>> START Document segment

I don’t think I am a critical candidate. Geez, I wish I had studied more for JEE. Or not been an engineer- whatever.
I go take Coke from the machine- this promises to be one of millions of trips, and join in the banalities being uttered by more of my ilk- the non-critical candidates. The camaraderie is pleasant and I can mentally see people gearing up to face the barrage of interviews.
It’s going to be a long day.

After 90 minutes of Coke-induced high, the tracker calls for me, and I follow him (why is it always a him?) into the 3rd floor for my first interview of the day. They tell me it’s a global bank and wants me for IBD. Great. Maybe I can dazzle them with my fin knowledge.
I give weak smiles all around. Already news has filtered in of people making it to the top banks. The PR comes and sits next to me, grins and gives me a thumbs up. “You are in their good list.”
“There was a bad list, is there?”, I quip. I want to ask him what happens to yield rates when time to maturity increases.
Why’s my mind blank? I KNOW the answers, don’t I? I learnt them for the past one month.
In the middle of this muddle, the volunteer calls me in.There are two firangs in the room, and I give them my most dazzling smile. There’s a momentary tussle while they ask for my resume and I refuse to hand them my black IIMB file. It feels like my last lifeline has been thrown out.
The first question seems a sitter, “So, why would you make a good banker?”
Damn. Hadn’t I done this one? Relax, kid. Smile a bit. The answer shall come to you in a bit.
The consult answer slips out, “I am enthusiastic, strive to do the best…”
WHOOPS.
After 1 minute, I lamely end, “… and err, I am good at err… Maths.” That must be the single biggest lie I have ever told in my life.
“Erm, okay.”
3 minutes later, it was over. The first interview in my life I knew they weren’t calling me again for.

>> END Document segment
>> START Material

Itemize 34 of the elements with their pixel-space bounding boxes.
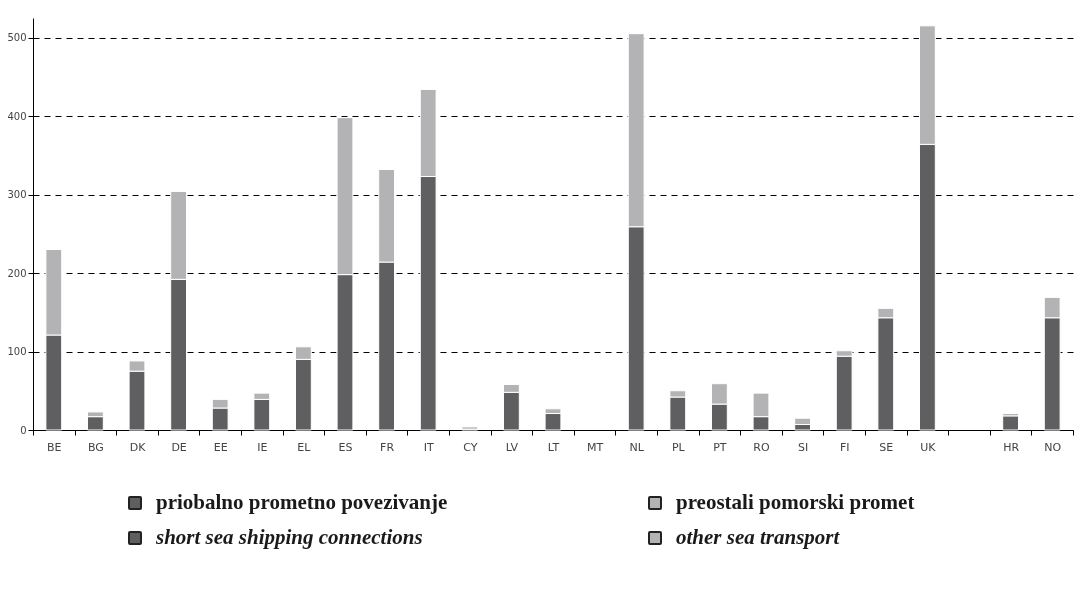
x-tick-label: PT — [713, 440, 727, 454]
y-tick-label: 0 — [20, 424, 27, 436]
x-tick-label: DE — [171, 440, 187, 454]
y-tick-label: 300 — [7, 189, 27, 201]
x-tick-label: HR — [1003, 440, 1020, 454]
x-tick-label: NO — [1044, 440, 1062, 454]
y-tick-label: 400 — [7, 110, 27, 122]
x-tick-label: ES — [338, 440, 353, 454]
x-tick-label: IT — [423, 440, 434, 454]
x-tick-label: LT — [547, 440, 560, 454]
x-tick-label: SE — [879, 440, 894, 454]
x-tick-label: BG — [87, 440, 104, 454]
y-tick-label: 100 — [7, 346, 27, 358]
x-tick-label: FR — [380, 440, 395, 454]
y-tick-label: 200 — [7, 267, 27, 279]
legend-label: priobalno prometno povezivanje — [156, 490, 448, 515]
legend-label: preostali pomorski promet — [676, 490, 915, 515]
x-tick-label: UK — [920, 440, 937, 454]
text: other sea transport — [676, 525, 840, 550]
x-tick-label: NL — [629, 440, 645, 454]
x-tick-label: SI — [797, 440, 809, 454]
x-tick-label: RO — [753, 440, 770, 454]
x-tick-label: BE — [47, 440, 62, 454]
x-tick-label: FI — [839, 440, 850, 454]
x-tick-label: PL — [671, 440, 686, 454]
x-tick-label: IE — [257, 440, 268, 454]
text: short sea shipping connections — [156, 525, 423, 550]
x-tick-label: EL — [297, 440, 312, 454]
x-tick-label: EE — [213, 440, 228, 454]
x-tick-label: CY — [463, 440, 478, 454]
y-tick-label: 500 — [7, 32, 27, 44]
x-tick-label: MT — [586, 440, 604, 454]
x-tick-label: DK — [129, 440, 147, 454]
x-tick-label: LV — [505, 440, 519, 454]
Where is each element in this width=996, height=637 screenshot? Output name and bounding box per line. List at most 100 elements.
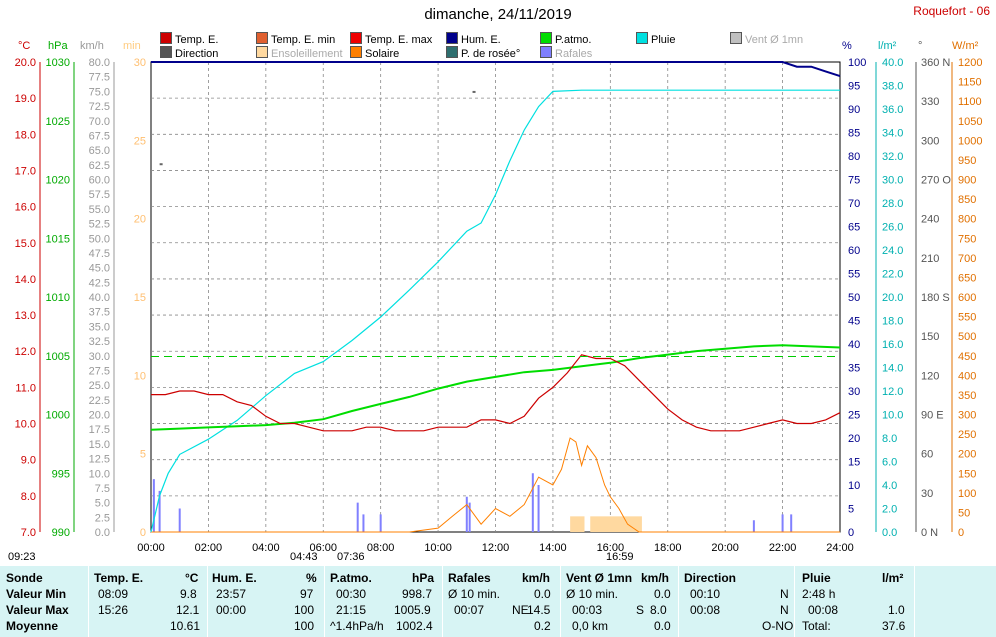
wind-head-unit: km/h: [641, 571, 670, 585]
hum-tick: 65: [848, 222, 860, 234]
hum-tick: 95: [848, 81, 860, 93]
legend-swatch: [446, 32, 458, 44]
wind-tick: 55.0: [89, 204, 110, 216]
wind-tick: 60.0: [89, 175, 110, 187]
press-max-value: 1005.9: [394, 603, 431, 617]
dir-tick: 180 S: [921, 292, 950, 304]
legend-item: Direction: [160, 46, 218, 60]
min-tick: 25: [134, 135, 146, 147]
x-tick: 14:00: [539, 542, 567, 554]
wind-10min-value: 0.0: [654, 587, 671, 601]
hum-tick: 75: [848, 175, 860, 187]
wind-tick: 50.0: [89, 233, 110, 245]
hum-tick: 25: [848, 410, 860, 422]
temp-max-time: 15:26: [98, 603, 129, 617]
temp-tick: 8.0: [21, 491, 36, 503]
legend-item: P.atmo.: [540, 32, 592, 46]
wind-tick: 35.0: [89, 321, 110, 333]
pressure-line: [150, 344, 841, 431]
rain-total-label: Total:: [802, 619, 831, 633]
dir-min-value: N: [780, 587, 789, 601]
solar-tick: 200: [958, 449, 976, 461]
solar-tick: 800: [958, 214, 976, 226]
rain-tick: 0.0: [882, 527, 897, 539]
press-tick: 1010: [46, 292, 70, 304]
temp-tick: 10.0: [15, 419, 36, 431]
legend-swatch: [636, 32, 648, 44]
solar-tick: 600: [958, 292, 976, 304]
humidity-line: [151, 61, 841, 78]
wind-tick: 72.5: [89, 101, 110, 113]
solar-tick: 300: [958, 410, 976, 422]
chart-title: dimanche, 24/11/2019: [424, 6, 572, 23]
legend-item: Temp. E. min: [256, 32, 335, 46]
x-tick: 04:00: [252, 542, 280, 554]
temp-min-time: 08:09: [98, 587, 129, 601]
legend-swatch: [256, 46, 268, 58]
gust-bar: [465, 496, 468, 532]
rain-tick: 36.0: [882, 104, 903, 116]
solar-tick: 700: [958, 253, 976, 265]
rain-tick: 16.0: [882, 339, 903, 351]
dir-tick: 90 E: [921, 410, 944, 422]
hum-tick: 100: [848, 57, 866, 69]
solar-tick: 100: [958, 488, 976, 500]
x-tick: 10:00: [424, 542, 452, 554]
min-tick: 15: [134, 292, 146, 304]
dir-max-value: N: [780, 603, 789, 617]
rain-tick: 10.0: [882, 410, 903, 422]
wind-tick: 65.0: [89, 145, 110, 157]
press-tick: 1030: [46, 57, 70, 69]
legend-label: P. de rosée°: [461, 48, 521, 60]
row-label-avg: Moyenne: [6, 619, 59, 633]
gust-max-dir: NE: [512, 603, 529, 617]
gust-bar: [379, 514, 382, 532]
wind-tick: 42.5: [89, 277, 110, 289]
hum-max-value: 100: [294, 603, 315, 617]
dir-tick: 240: [921, 214, 939, 226]
solar-tick: 450: [958, 351, 976, 363]
x-tick: 08:00: [367, 542, 395, 554]
rain-tick: 28.0: [882, 198, 903, 210]
solar-tick: 550: [958, 312, 976, 324]
dir-tick: 300: [921, 135, 939, 147]
x-tick: 24:00: [826, 542, 854, 554]
dir-tick: 360 N: [921, 57, 950, 69]
gust-bar: [752, 520, 755, 532]
min-tick: 5: [140, 449, 146, 461]
press-head-unit: hPa: [412, 571, 435, 585]
wind-10min-label: Ø 10 min.: [566, 587, 619, 601]
hum-tick: 40: [848, 339, 860, 351]
legend-label: Temp. E.: [175, 34, 219, 46]
hum-tick: 45: [848, 316, 860, 328]
wind-tick: 40.0: [89, 292, 110, 304]
dir-tick: 120: [921, 370, 939, 382]
hum-tick: 0: [848, 527, 854, 539]
wind-tick: 62.5: [89, 160, 110, 172]
solar-tick: 950: [958, 155, 976, 167]
press-unit: hPa: [48, 40, 68, 52]
legend-label: P.atmo.: [555, 34, 592, 46]
rain-duration: 2:48 h: [802, 587, 836, 601]
wind-tick: 45.0: [89, 263, 110, 275]
press-tick: 1005: [46, 351, 70, 363]
wind-tick: 32.5: [89, 336, 110, 348]
press-tick: 1020: [46, 175, 70, 187]
legend-swatch: [350, 32, 362, 44]
legend-swatch: [540, 32, 552, 44]
wind-unit: km/h: [80, 40, 104, 52]
x-tick: 02:00: [195, 542, 223, 554]
hum-head-unit: %: [306, 571, 317, 585]
rain-tick: 20.0: [882, 292, 903, 304]
press-head: P.atmo.: [330, 571, 372, 585]
temp-tick: 9.0: [21, 455, 36, 467]
legend-swatch: [540, 46, 552, 58]
wind-tick: 0.0: [95, 527, 110, 539]
solar-tick: 0: [958, 527, 964, 539]
press-min-time: 00:30: [336, 587, 367, 601]
x-tick: 06:00: [309, 542, 337, 554]
gust-bar: [531, 473, 534, 532]
wind-tick: 77.5: [89, 72, 110, 84]
gust-bar: [781, 514, 784, 532]
legend-swatch: [730, 32, 742, 44]
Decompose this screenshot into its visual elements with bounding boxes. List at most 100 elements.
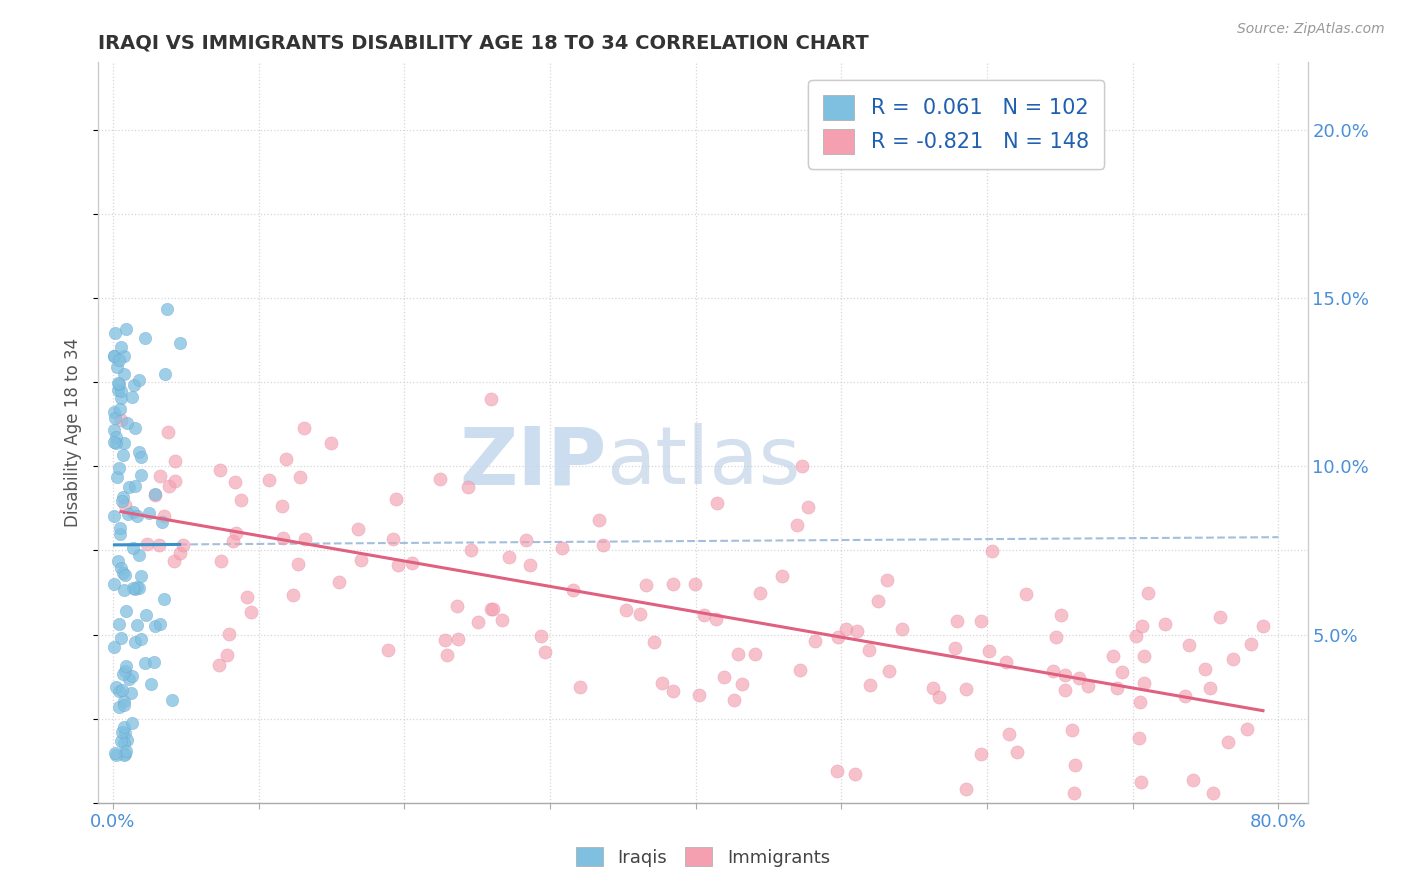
Point [108,376,131,391]
Point [104,680,127,694]
Point [683,577,706,591]
Point [112,436,135,450]
Point [110,561,132,575]
Point [111,725,134,739]
Legend: Iraqis, Immigrants: Iraqis, Immigrants [569,840,837,874]
Point [110,412,132,426]
Point [381,533,404,547]
Point [1181,773,1204,788]
Point [1133,648,1156,663]
Point [104,747,127,761]
Point [111,566,134,580]
Point [103,349,125,363]
Point [104,326,127,341]
Point [112,667,135,681]
Point [651,676,673,690]
Point [890,623,912,637]
Point [287,558,309,572]
Point [143,488,166,502]
Point [588,513,610,527]
Point [804,633,827,648]
Point [163,474,186,488]
Point [103,434,125,449]
Point [979,644,1001,658]
Point [1236,722,1258,736]
Point [118,480,141,494]
Point [104,430,127,444]
Point [789,663,811,677]
Point [110,340,132,354]
Point [481,602,503,616]
Point [945,614,967,628]
Point [1208,610,1230,624]
Point [292,421,315,435]
Point [143,487,166,501]
Point [592,537,614,551]
Point [688,689,710,703]
Point [118,672,141,686]
Point [169,335,191,350]
Point [844,767,866,781]
Point [114,747,136,761]
Point [112,368,135,382]
Point [112,490,135,504]
Point [827,630,849,644]
Text: atlas: atlas [606,423,800,501]
Point [1105,681,1128,696]
Point [115,733,138,747]
Point [115,416,138,430]
Point [156,301,179,316]
Point [281,589,304,603]
Point [1063,758,1085,772]
Point [107,352,129,367]
Point [115,604,138,618]
Point [491,613,513,627]
Point [551,541,574,556]
Point [110,384,132,399]
Point [105,360,128,375]
Point [122,377,145,392]
Point [134,331,156,345]
Point [111,682,134,697]
Point [1251,619,1274,633]
Legend: R =  0.061   N = 102, R = -0.821   N = 148: R = 0.061 N = 102, R = -0.821 N = 148 [808,80,1104,169]
Point [224,475,246,489]
Point [868,594,890,608]
Point [148,538,170,552]
Point [120,685,142,699]
Point [153,509,176,524]
Point [103,405,125,419]
Point [980,544,1002,558]
Point [121,505,143,519]
Point [467,615,489,630]
Point [108,402,131,417]
Point [222,534,245,549]
Point [634,578,657,592]
Point [955,681,977,696]
Y-axis label: Disability Age 18 to 34: Disability Age 18 to 34 [65,338,83,527]
Point [994,656,1017,670]
Point [835,622,858,636]
Point [110,391,132,405]
Point [208,657,231,672]
Point [1015,587,1038,601]
Point [136,537,159,551]
Point [129,450,152,464]
Point [1063,786,1085,800]
Point [433,632,456,647]
Point [274,452,297,467]
Point [209,463,232,477]
Point [112,747,135,762]
Point [114,498,136,512]
Point [108,521,131,535]
Point [1130,619,1153,633]
Point [1042,664,1064,678]
Point [165,453,187,467]
Point [1173,689,1195,703]
Point [749,586,772,600]
Point [294,533,316,547]
Point [143,655,166,669]
Point [215,648,238,662]
Point [149,616,172,631]
Point [114,725,136,739]
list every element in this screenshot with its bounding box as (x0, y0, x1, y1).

>> END Material

-- Exercise prompt --
Update the placement-day account between "After 90 minutes" and "past one month.", inclusive, replacing "tracker" with "coordinator".

-- Task solution --
After 90 minutes of Coke-induced high, the coordinator calls for me, and I follow him (why is it always a him?) into the 3rd floor for my first interview of the day. They tell me it’s a global bank and wants me for IBD. Great. Maybe I can dazzle them with my fin knowledge.
I give weak smiles all around. Already news has filtered in of people making it to the top banks. The PR comes and sits next to me, grins and gives me a thumbs up. “You are in their good list.”
“There was a bad list, is there?”, I quip. I want to ask him what happens to yield rates when time to maturity increases.
Why’s my mind blank? I KNOW the answers, don’t I? I learnt them for the past one month.